[Entries from a visual dataset]
*****
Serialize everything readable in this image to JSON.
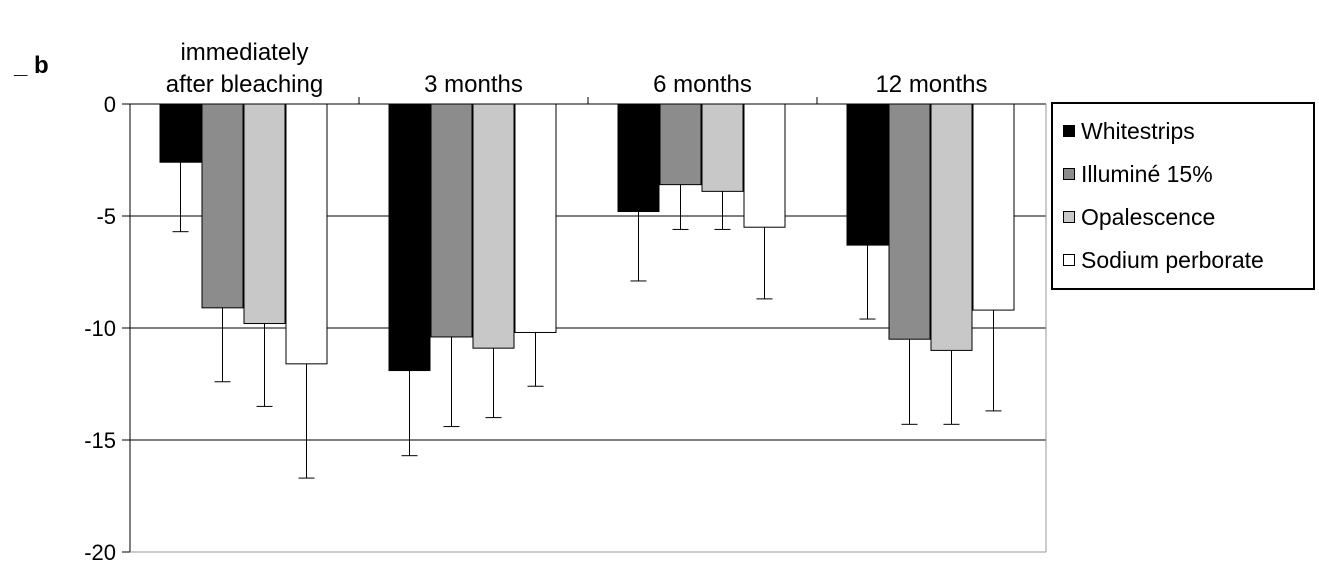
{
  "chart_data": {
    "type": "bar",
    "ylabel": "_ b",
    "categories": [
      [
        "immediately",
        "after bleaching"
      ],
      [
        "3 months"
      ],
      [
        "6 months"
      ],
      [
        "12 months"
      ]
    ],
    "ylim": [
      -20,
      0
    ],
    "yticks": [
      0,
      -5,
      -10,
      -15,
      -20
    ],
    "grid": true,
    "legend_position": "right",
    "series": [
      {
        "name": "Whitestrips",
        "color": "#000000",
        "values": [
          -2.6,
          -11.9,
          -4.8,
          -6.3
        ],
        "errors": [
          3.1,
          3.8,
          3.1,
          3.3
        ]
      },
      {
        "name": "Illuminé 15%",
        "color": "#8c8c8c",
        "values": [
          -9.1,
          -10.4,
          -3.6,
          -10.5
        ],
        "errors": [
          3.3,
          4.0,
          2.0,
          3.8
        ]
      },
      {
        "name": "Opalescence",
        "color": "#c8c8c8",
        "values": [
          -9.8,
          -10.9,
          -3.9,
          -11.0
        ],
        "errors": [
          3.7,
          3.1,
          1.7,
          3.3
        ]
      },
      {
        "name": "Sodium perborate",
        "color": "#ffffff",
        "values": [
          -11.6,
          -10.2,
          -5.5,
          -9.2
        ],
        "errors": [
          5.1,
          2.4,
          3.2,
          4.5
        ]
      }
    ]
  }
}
*****
Reproduce each line holding the word "color".

        "color": "#000000",
        "color": "#8c8c8c",
        "color": "#c8c8c8",
        "color": "#ffffff",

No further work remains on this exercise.